SUPPLIED INFORMATION:
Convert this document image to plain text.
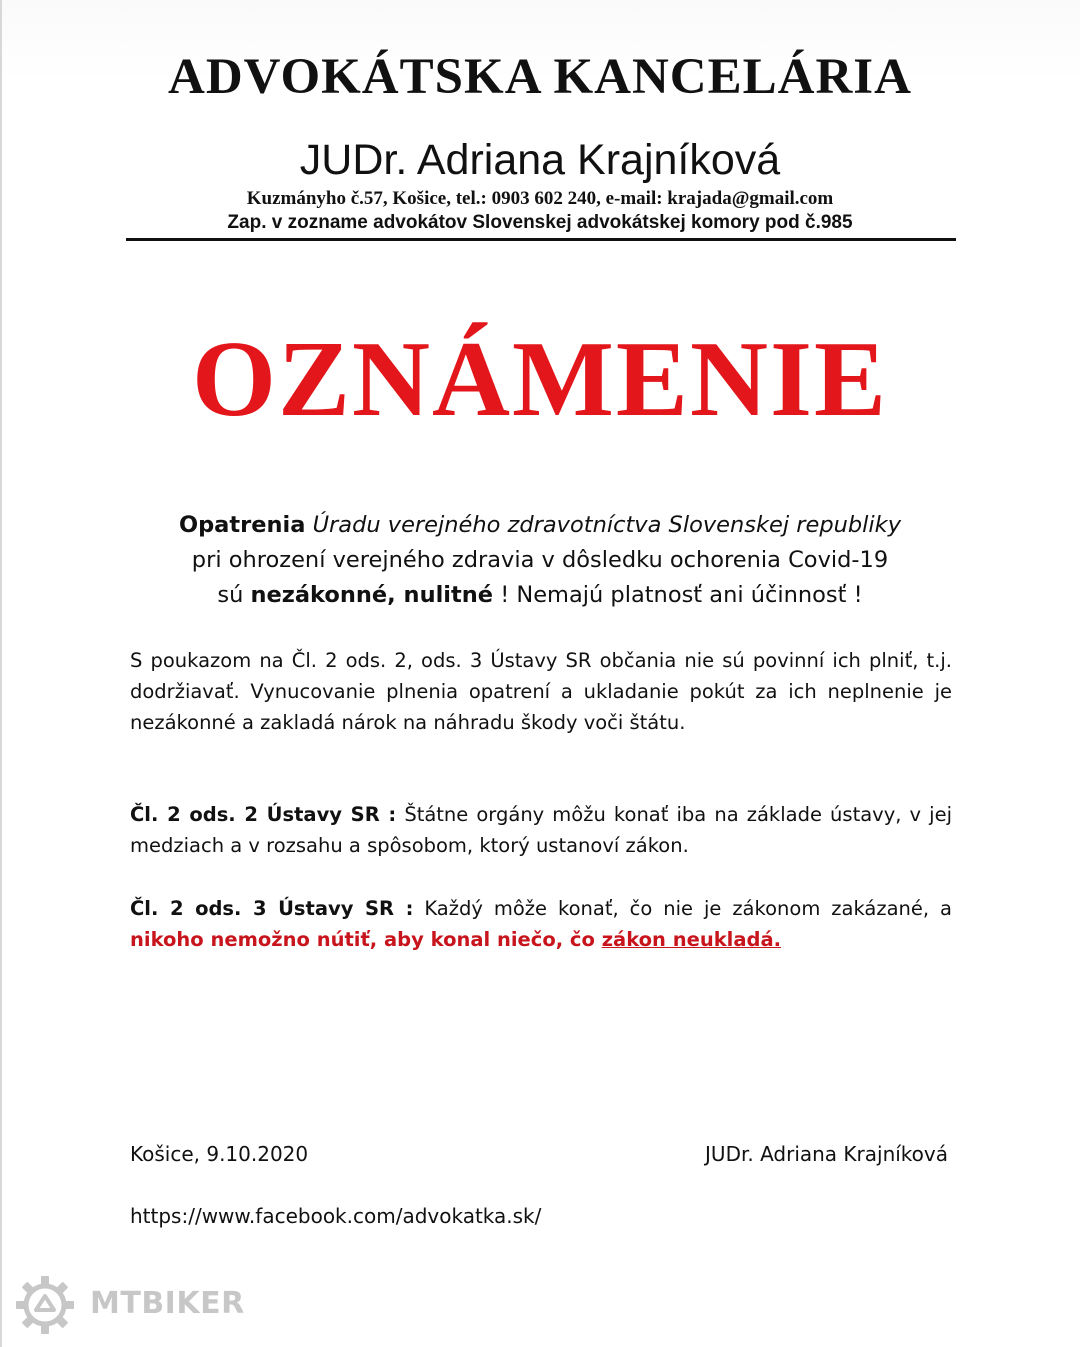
ADVOKÁTSKA KANCELÁRIA
JUDr. Adriana Krajníková
Kuzmányho č.57, Košice, tel.: 0903 602 240, e-mail: krajada@gmail.com
Zap. v zozname advokátov Slovenskej advokátskej komory pod č.985
OZNÁMENIE
Opatrenia Úradu verejného zdravotníctva Slovenskej republiky
pri ohrození verejného zdravia v dôsledku ochorenia Covid-19
sú nezákonné, nulitné ! Nemajú platnosť ani účinnosť !
S poukazom na Čl. 2 ods. 2, ods. 3 Ústavy SR občania nie sú povinní ich plniť, t.j.
dodržiavať. Vynucovanie plnenia opatrení a ukladanie pokút za ich neplnenie je
nezákonné a zakladá nárok na náhradu škody voči štátu.
Čl. 2 ods. 2 Ústavy SR : Štátne orgány môžu konať iba na základe ústavy, v jej
medziach a v rozsahu a spôsobom, ktorý ustanoví zákon.
Čl. 2 ods. 3 Ústavy SR : Každý môže konať, čo nie je zákonom zakázané, a
nikoho nemožno nútiť, aby konal niečo, čo zákon neukladá.
Košice, 9.10.2020	JUDr. Adriana Krajníková
https://www.facebook.com/advokatka.sk/
MTBIKER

WHAT IS BEING ASKED:
Show the lines of the records that contain the word "Košice".

PROBLEM SOLUTION:
Kuzmányho č.57, Košice, tel.: 0903 602 240, e-mail: krajada@gmail.com
Košice, 9.10.2020	JUDr. Adriana Krajníková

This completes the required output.